▸ **Challenge**
Copy each line of the data below exactly, leaving out pictures.

▸ **Dataset records**
▼

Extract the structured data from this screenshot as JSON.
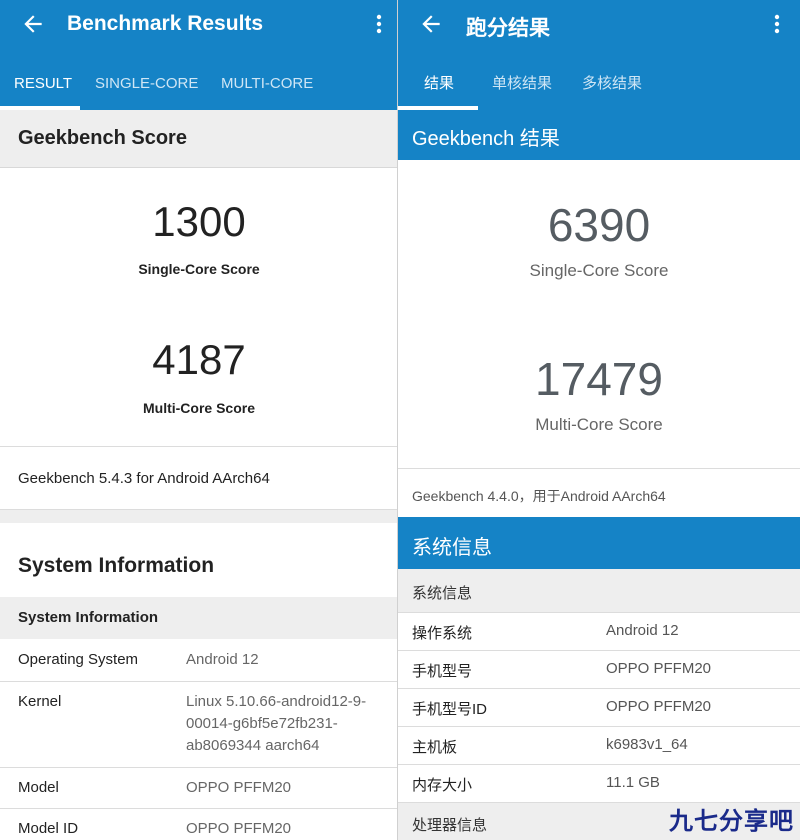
{
  "left": {
    "title": "Benchmark Results",
    "tabs": [
      {
        "label": "RESULT",
        "active": true
      },
      {
        "label": "SINGLE-CORE",
        "active": false
      },
      {
        "label": "MULTI-CORE",
        "active": false
      }
    ],
    "section_title": "Geekbench Score",
    "single_core": {
      "value": "1300",
      "label": "Single-Core Score"
    },
    "multi_core": {
      "value": "4187",
      "label": "Multi-Core Score"
    },
    "version": "Geekbench 5.4.3 for Android AArch64",
    "sysinfo_heading": "System Information",
    "sysinfo_subheading": "System Information",
    "rows": [
      {
        "label": "Operating System",
        "value": "Android 12"
      },
      {
        "label": "Kernel",
        "value_lines": [
          "Linux 5.10.66-android12-9-",
          "00014-g6bf5e72fb231-",
          "ab8069344 aarch64"
        ]
      },
      {
        "label": "Model",
        "value": "OPPO PFFM20"
      },
      {
        "label": "Model ID",
        "value": "OPPO PFFM20"
      }
    ]
  },
  "right": {
    "title": "跑分结果",
    "tabs": [
      {
        "label": "结果",
        "active": true
      },
      {
        "label": "单核结果",
        "active": false
      },
      {
        "label": "多核结果",
        "active": false
      }
    ],
    "section_title": "Geekbench 结果",
    "single_core": {
      "value": "6390",
      "label": "Single-Core Score"
    },
    "multi_core": {
      "value": "17479",
      "label": "Multi-Core Score"
    },
    "version": "Geekbench 4.4.0，用于Android AArch64",
    "sysinfo_heading": "系统信息",
    "sysinfo_subheading": "系统信息",
    "rows": [
      {
        "label": "操作系统",
        "value": "Android 12"
      },
      {
        "label": "手机型号",
        "value": "OPPO PFFM20"
      },
      {
        "label": "手机型号ID",
        "value": "OPPO PFFM20"
      },
      {
        "label": "主机板",
        "value": "k6983v1_64"
      },
      {
        "label": "内存大小",
        "value": "11.1 GB"
      }
    ],
    "processor_heading": "处理器信息"
  },
  "watermark": "九七分享吧",
  "colors": {
    "app_bar": "#1583c6",
    "section_gray": "#eeeeee",
    "text_dark": "#222222",
    "text_muted": "#666666"
  },
  "icons": {
    "back": "arrow-left-icon",
    "more": "more-vertical-icon"
  }
}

▲

▸ **Response to the exercise**
Extract the structured data from this screenshot as JSON.
{
  "left": {
    "title": "Benchmark Results",
    "tabs": [
      {
        "label": "RESULT",
        "active": true
      },
      {
        "label": "SINGLE-CORE",
        "active": false
      },
      {
        "label": "MULTI-CORE",
        "active": false
      }
    ],
    "section_title": "Geekbench Score",
    "single_core": {
      "value": "1300",
      "label": "Single-Core Score"
    },
    "multi_core": {
      "value": "4187",
      "label": "Multi-Core Score"
    },
    "version": "Geekbench 5.4.3 for Android AArch64",
    "sysinfo_heading": "System Information",
    "sysinfo_subheading": "System Information",
    "rows": [
      {
        "label": "Operating System",
        "value": "Android 12"
      },
      {
        "label": "Kernel",
        "value_lines": [
          "Linux 5.10.66-android12-9-",
          "00014-g6bf5e72fb231-",
          "ab8069344 aarch64"
        ]
      },
      {
        "label": "Model",
        "value": "OPPO PFFM20"
      },
      {
        "label": "Model ID",
        "value": "OPPO PFFM20"
      }
    ]
  },
  "right": {
    "title": "跑分结果",
    "tabs": [
      {
        "label": "结果",
        "active": true
      },
      {
        "label": "单核结果",
        "active": false
      },
      {
        "label": "多核结果",
        "active": false
      }
    ],
    "section_title": "Geekbench 结果",
    "single_core": {
      "value": "6390",
      "label": "Single-Core Score"
    },
    "multi_core": {
      "value": "17479",
      "label": "Multi-Core Score"
    },
    "version": "Geekbench 4.4.0，用于Android AArch64",
    "sysinfo_heading": "系统信息",
    "sysinfo_subheading": "系统信息",
    "rows": [
      {
        "label": "操作系统",
        "value": "Android 12"
      },
      {
        "label": "手机型号",
        "value": "OPPO PFFM20"
      },
      {
        "label": "手机型号ID",
        "value": "OPPO PFFM20"
      },
      {
        "label": "主机板",
        "value": "k6983v1_64"
      },
      {
        "label": "内存大小",
        "value": "11.1 GB"
      }
    ],
    "processor_heading": "处理器信息"
  },
  "watermark": "九七分享吧",
  "colors": {
    "app_bar": "#1583c6",
    "section_gray": "#eeeeee",
    "text_dark": "#222222",
    "text_muted": "#666666"
  },
  "icons": {
    "back": "arrow-left-icon",
    "more": "more-vertical-icon"
  }
}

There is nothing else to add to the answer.